------ EXERCISE MATERIALS

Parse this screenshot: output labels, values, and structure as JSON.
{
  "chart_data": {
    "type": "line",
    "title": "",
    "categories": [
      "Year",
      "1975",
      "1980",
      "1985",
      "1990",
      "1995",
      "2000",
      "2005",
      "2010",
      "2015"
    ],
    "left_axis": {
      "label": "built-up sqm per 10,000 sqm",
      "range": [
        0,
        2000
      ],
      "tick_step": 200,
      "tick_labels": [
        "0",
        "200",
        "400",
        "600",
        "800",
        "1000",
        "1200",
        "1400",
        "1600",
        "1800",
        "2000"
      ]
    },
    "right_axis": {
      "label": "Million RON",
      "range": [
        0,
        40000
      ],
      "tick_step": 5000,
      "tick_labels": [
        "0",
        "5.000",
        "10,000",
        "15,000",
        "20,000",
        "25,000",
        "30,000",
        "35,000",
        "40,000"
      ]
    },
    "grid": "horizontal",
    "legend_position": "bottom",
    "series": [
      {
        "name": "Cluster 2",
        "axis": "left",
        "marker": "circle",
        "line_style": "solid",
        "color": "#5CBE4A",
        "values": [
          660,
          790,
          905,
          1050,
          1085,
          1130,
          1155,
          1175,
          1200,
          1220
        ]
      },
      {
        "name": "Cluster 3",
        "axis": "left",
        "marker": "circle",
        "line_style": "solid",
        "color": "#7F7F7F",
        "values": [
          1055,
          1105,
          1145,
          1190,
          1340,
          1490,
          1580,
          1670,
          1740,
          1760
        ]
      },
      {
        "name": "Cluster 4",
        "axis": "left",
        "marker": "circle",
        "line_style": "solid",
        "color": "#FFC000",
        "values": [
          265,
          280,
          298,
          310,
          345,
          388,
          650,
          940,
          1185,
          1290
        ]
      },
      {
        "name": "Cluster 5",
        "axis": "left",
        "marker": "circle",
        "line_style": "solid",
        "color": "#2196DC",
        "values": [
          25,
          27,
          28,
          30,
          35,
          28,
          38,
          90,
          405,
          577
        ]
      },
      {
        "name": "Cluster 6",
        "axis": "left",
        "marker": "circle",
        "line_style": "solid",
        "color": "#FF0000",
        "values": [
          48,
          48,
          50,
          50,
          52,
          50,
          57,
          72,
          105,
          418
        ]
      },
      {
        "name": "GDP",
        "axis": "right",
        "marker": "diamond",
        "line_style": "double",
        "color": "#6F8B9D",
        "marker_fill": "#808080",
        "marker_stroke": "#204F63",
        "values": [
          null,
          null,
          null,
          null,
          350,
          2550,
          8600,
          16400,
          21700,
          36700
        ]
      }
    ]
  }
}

------------

STATED GOAL: Retype all the records, matching them exactly.

REPLY TO THE TASK:
Parse this screenshot: output labels, values, and structure as JSON.
{
  "chart_data": {
    "type": "line",
    "title": "",
    "categories": [
      "Year",
      "1975",
      "1980",
      "1985",
      "1990",
      "1995",
      "2000",
      "2005",
      "2010",
      "2015"
    ],
    "left_axis": {
      "label": "built-up sqm per 10,000 sqm",
      "range": [
        0,
        2000
      ],
      "tick_step": 200,
      "tick_labels": [
        "0",
        "200",
        "400",
        "600",
        "800",
        "1000",
        "1200",
        "1400",
        "1600",
        "1800",
        "2000"
      ]
    },
    "right_axis": {
      "label": "Million RON",
      "range": [
        0,
        40000
      ],
      "tick_step": 5000,
      "tick_labels": [
        "0",
        "5.000",
        "10,000",
        "15,000",
        "20,000",
        "25,000",
        "30,000",
        "35,000",
        "40,000"
      ]
    },
    "grid": "horizontal",
    "legend_position": "bottom",
    "series": [
      {
        "name": "Cluster 2",
        "axis": "left",
        "marker": "circle",
        "line_style": "solid",
        "color": "#5CBE4A",
        "values": [
          660,
          790,
          905,
          1050,
          1085,
          1130,
          1155,
          1175,
          1200,
          1220
        ]
      },
      {
        "name": "Cluster 3",
        "axis": "left",
        "marker": "circle",
        "line_style": "solid",
        "color": "#7F7F7F",
        "values": [
          1055,
          1105,
          1145,
          1190,
          1340,
          1490,
          1580,
          1670,
          1740,
          1760
        ]
      },
      {
        "name": "Cluster 4",
        "axis": "left",
        "marker": "circle",
        "line_style": "solid",
        "color": "#FFC000",
        "values": [
          265,
          280,
          298,
          310,
          345,
          388,
          650,
          940,
          1185,
          1290
        ]
      },
      {
        "name": "Cluster 5",
        "axis": "left",
        "marker": "circle",
        "line_style": "solid",
        "color": "#2196DC",
        "values": [
          25,
          27,
          28,
          30,
          35,
          28,
          38,
          90,
          405,
          577
        ]
      },
      {
        "name": "Cluster 6",
        "axis": "left",
        "marker": "circle",
        "line_style": "solid",
        "color": "#FF0000",
        "values": [
          48,
          48,
          50,
          50,
          52,
          50,
          57,
          72,
          105,
          418
        ]
      },
      {
        "name": "GDP",
        "axis": "right",
        "marker": "diamond",
        "line_style": "double",
        "color": "#6F8B9D",
        "marker_fill": "#808080",
        "marker_stroke": "#204F63",
        "values": [
          null,
          null,
          null,
          null,
          350,
          2550,
          8600,
          16400,
          21700,
          36700
        ]
      }
    ]
  }
}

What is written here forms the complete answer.